┌──
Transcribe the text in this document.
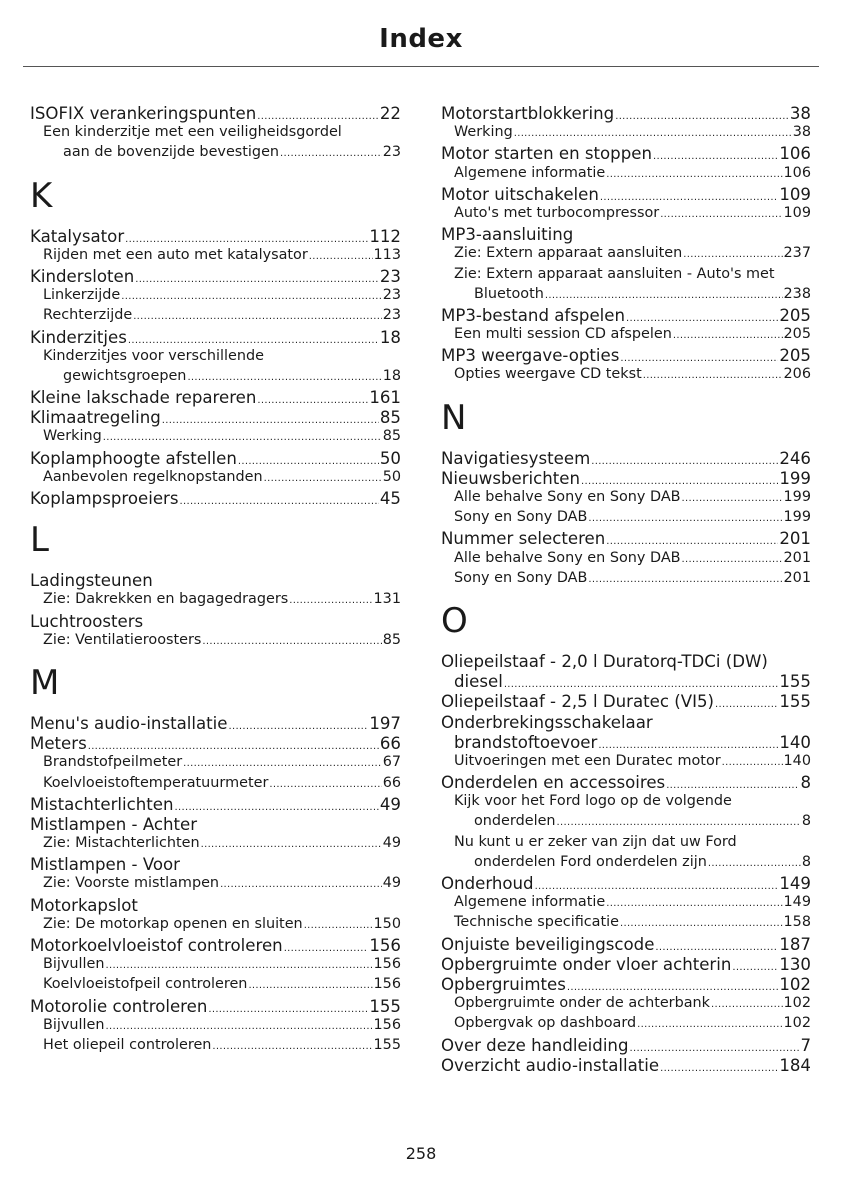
Index
ISOFIX verankeringspunten .....	22
Een kinderzitje met een veiligheidsgordel
aan de bovenzijde bevestigen .....	23
K
Katalysator .....	112
Rijden met een auto met katalysator .....	113
Kindersloten .....	23
Linkerzijde .....	23
Rechterzijde .....	23
Kinderzitjes .....	18
Kinderzitjes voor verschillende
gewichtsgroepen .....	18
Kleine lakschade repareren .....	161
Klimaatregeling .....	85
Werking .....	85
Koplamphoogte afstellen .....	50
Aanbevolen regelknopstanden .....	50
Koplampsproeiers .....	45
L
Ladingsteunen
Zie: Dakrekken en bagagedragers .....	131
Luchtroosters
Zie: Ventilatieroosters .....	85
M
Menu's audio-installatie .....	197
Meters .....	66
Brandstofpeilmeter .....	67
Koelvloeistoftemperatuurmeter .....	66
Mistachterlichten .....	49
Mistlampen - Achter
Zie: Mistachterlichten .....	49
Mistlampen - Voor
Zie: Voorste mistlampen .....	49
Motorkapslot
Zie: De motorkap openen en sluiten .....	150
Motorkoelvloeistof controleren .....	156
Bijvullen .....	156
Koelvloeistofpeil controleren .....	156
Motorolie controleren .....	155
Bijvullen .....	156
Het oliepeil controleren .....	155
Motorstartblokkering .....	38
Werking .....	38
Motor starten en stoppen .....	106
Algemene informatie .....	106
Motor uitschakelen .....	109
Auto's met turbocompressor .....	109
MP3-aansluiting
Zie: Extern apparaat aansluiten .....	237
Zie: Extern apparaat aansluiten - Auto's met
Bluetooth .....	238
MP3-bestand afspelen .....	205
Een multi session CD afspelen .....	205
MP3 weergave-opties .....	205
Opties weergave CD tekst .....	206
N
Navigatiesysteem .....	246
Nieuwsberichten .....	199
Alle behalve Sony en Sony DAB .....	199
Sony en Sony DAB .....	199
Nummer selecteren .....	201
Alle behalve Sony en Sony DAB .....	201
Sony en Sony DAB .....	201
O
Oliepeilstaaf - 2,0 l Duratorq-TDCi (DW)
diesel .....	155
Oliepeilstaaf - 2,5 l Duratec (VI5) .....	155
Onderbrekingsschakelaar
brandstoftoevoer .....	140
Uitvoeringen met een Duratec motor .....	140
Onderdelen en accessoires .....	8
Kijk voor het Ford logo op de volgende
onderdelen .....	8
Nu kunt u er zeker van zijn dat uw Ford
onderdelen Ford onderdelen zijn .....	8
Onderhoud .....	149
Algemene informatie .....	149
Technische specificatie .....	158
Onjuiste beveiligingscode .....	187
Opbergruimte onder vloer achterin .....	130
Opbergruimtes .....	102
Opbergruimte onder de achterbank .....	102
Opbergvak op dashboard .....	102
Over deze handleiding .....	7
Overzicht audio-installatie .....	184
258
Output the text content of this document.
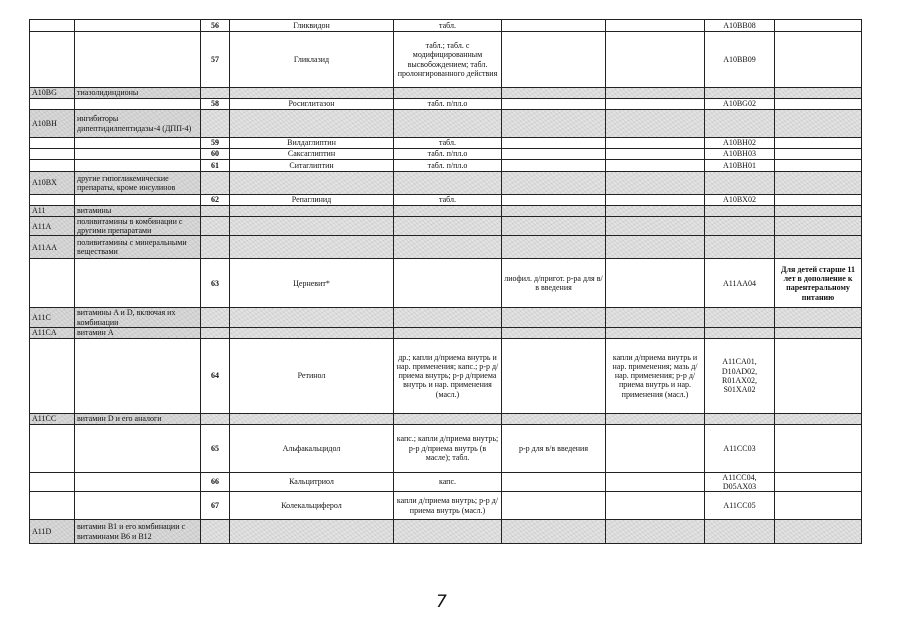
		56	Гликвидон	табл.			A10BB08	
		57	Гликлазид	табл.; табл. с модифицированным высвобождением; табл. пролонгированного действия			A10BB09	
A10BG	тиазолидиндионы							
		58	Росиглитазон	табл. п/пл.о			A10BG02	
A10BH	ингибиторы дипептидилпептидазы-4 (ДПП-4)							
		59	Вилдаглиптин	табл.			A10BH02	
		60	Саксаглиптин	табл. п/пл.о			A10BH03	
		61	Ситаглиптин	табл. п/пл.о			A10BH01	
A10BX	другие гипогликемические препараты, кроме инсулинов							
		62	Репаглинид	табл.			A10BX02	
A11	витамины							
A11A	поливитамины в комбинации с другими препаратами							
A11AA	поливитамины с минеральными веществами							
		63	Церневит*		лиофил. д/пригот. р-ра для в/в введения		A11AA04	Для детей старше 11 лет в дополнение к парентеральному питанию
A11C	витамины A и D, включая их комбинации							
A11CA	витамин A							
		64	Ретинол	др.; капли д/приема внутрь и нар. применения; капс.; р-р д/приема внутрь; р-р д/приема внутрь и нар. применения (масл.)		капли д/приема внутрь и нар. применения; мазь д/нар. применения; р-р д/приема внутрь и нар. применения (масл.)	A11CA01, D10AD02, R01AX02, S01XA02	
A11CC	витамин D и его аналоги							
		65	Альфакальцидол	капс.; капли д/приема внутрь; р-р д/приема внутрь (в масле); табл.	р-р для в/в введения		A11CC03	
		66	Кальцитриол	капс.			A11CC04, D05AX03	
		67	Колекальциферол	капли д/приема внутрь; р-р д/приема внутрь (масл.)			A11CC05	
A11D	витамин B1 и его комбинации с витаминами B6 и B12							
7
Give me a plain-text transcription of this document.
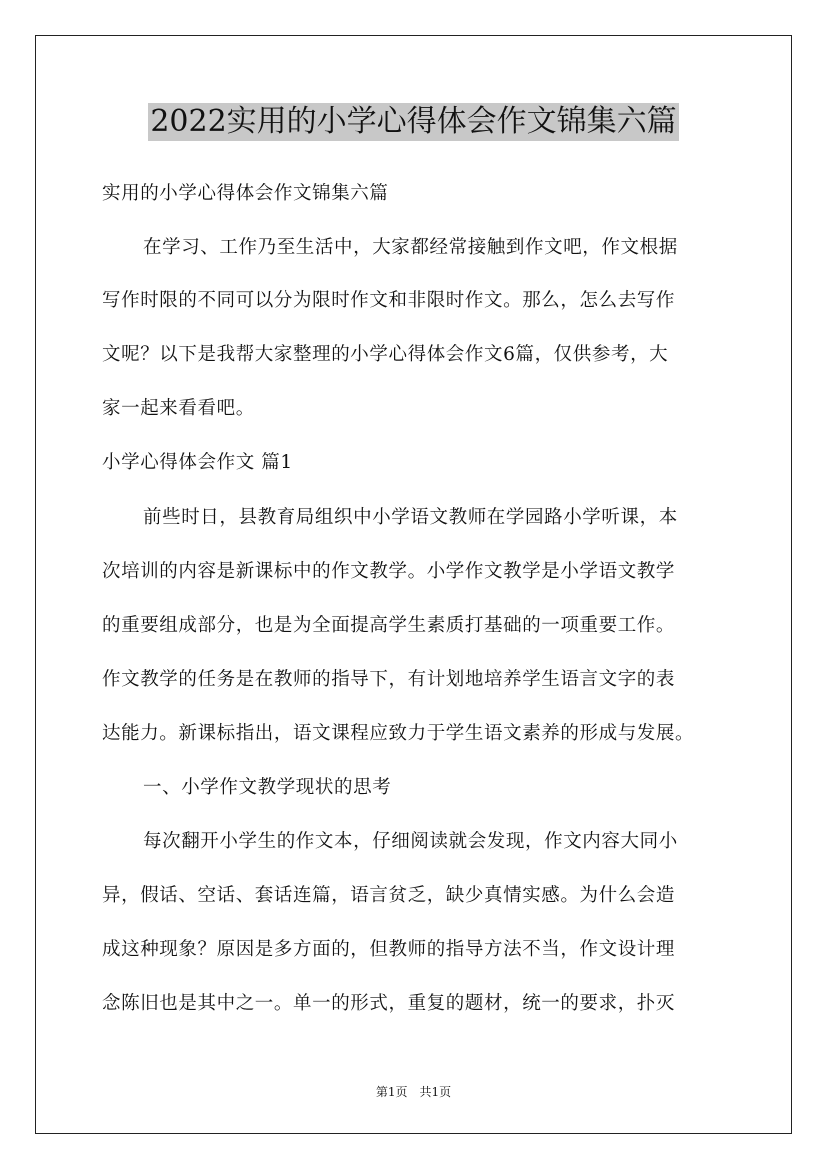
2022实用的小学心得体会作文锦集六篇
实用的小学心得体会作文锦集六篇
在学习、工作乃至生活中，大家都经常接触到作文吧，作文根据
写作时限的不同可以分为限时作文和非限时作文。那么，怎么去写作
文呢？以下是我帮大家整理的小学心得体会作文6篇，仅供参考，大
家一起来看看吧。
小学心得体会作文 篇1
前些时日，县教育局组织中小学语文教师在学园路小学听课，本
次培训的内容是新课标中的作文教学。小学作文教学是小学语文教学
的重要组成部分，也是为全面提高学生素质打基础的一项重要工作。
作文教学的任务是在教师的指导下，有计划地培养学生语言文字的表
达能力。新课标指出，语文课程应致力于学生语文素养的形成与发展。
一、小学作文教学现状的思考
每次翻开小学生的作文本，仔细阅读就会发现，作文内容大同小
异，假话、空话、套话连篇，语言贫乏，缺少真情实感。为什么会造
成这种现象？原因是多方面的，但教师的指导方法不当，作文设计理
念陈旧也是其中之一。单一的形式，重复的题材，统一的要求，扑灭
第1页　共1页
└──
### What the task requires:
Copy exactly, please, the lines that run from the line holding "Give me a plain-text" through the closing line of the material above, omitting every picture.

### Response to the exercise:
Give me a plain-text transcription of this document.
2022实用的小学心得体会作文锦集六篇
实用的小学心得体会作文锦集六篇
在学习、工作乃至生活中，大家都经常接触到作文吧，作文根据
写作时限的不同可以分为限时作文和非限时作文。那么，怎么去写作
文呢？以下是我帮大家整理的小学心得体会作文6篇，仅供参考，大
家一起来看看吧。
小学心得体会作文 篇1
前些时日，县教育局组织中小学语文教师在学园路小学听课，本
次培训的内容是新课标中的作文教学。小学作文教学是小学语文教学
的重要组成部分，也是为全面提高学生素质打基础的一项重要工作。
作文教学的任务是在教师的指导下，有计划地培养学生语言文字的表
达能力。新课标指出，语文课程应致力于学生语文素养的形成与发展。
一、小学作文教学现状的思考
每次翻开小学生的作文本，仔细阅读就会发现，作文内容大同小
异，假话、空话、套话连篇，语言贫乏，缺少真情实感。为什么会造
成这种现象？原因是多方面的，但教师的指导方法不当，作文设计理
念陈旧也是其中之一。单一的形式，重复的题材，统一的要求，扑灭
第1页　共1页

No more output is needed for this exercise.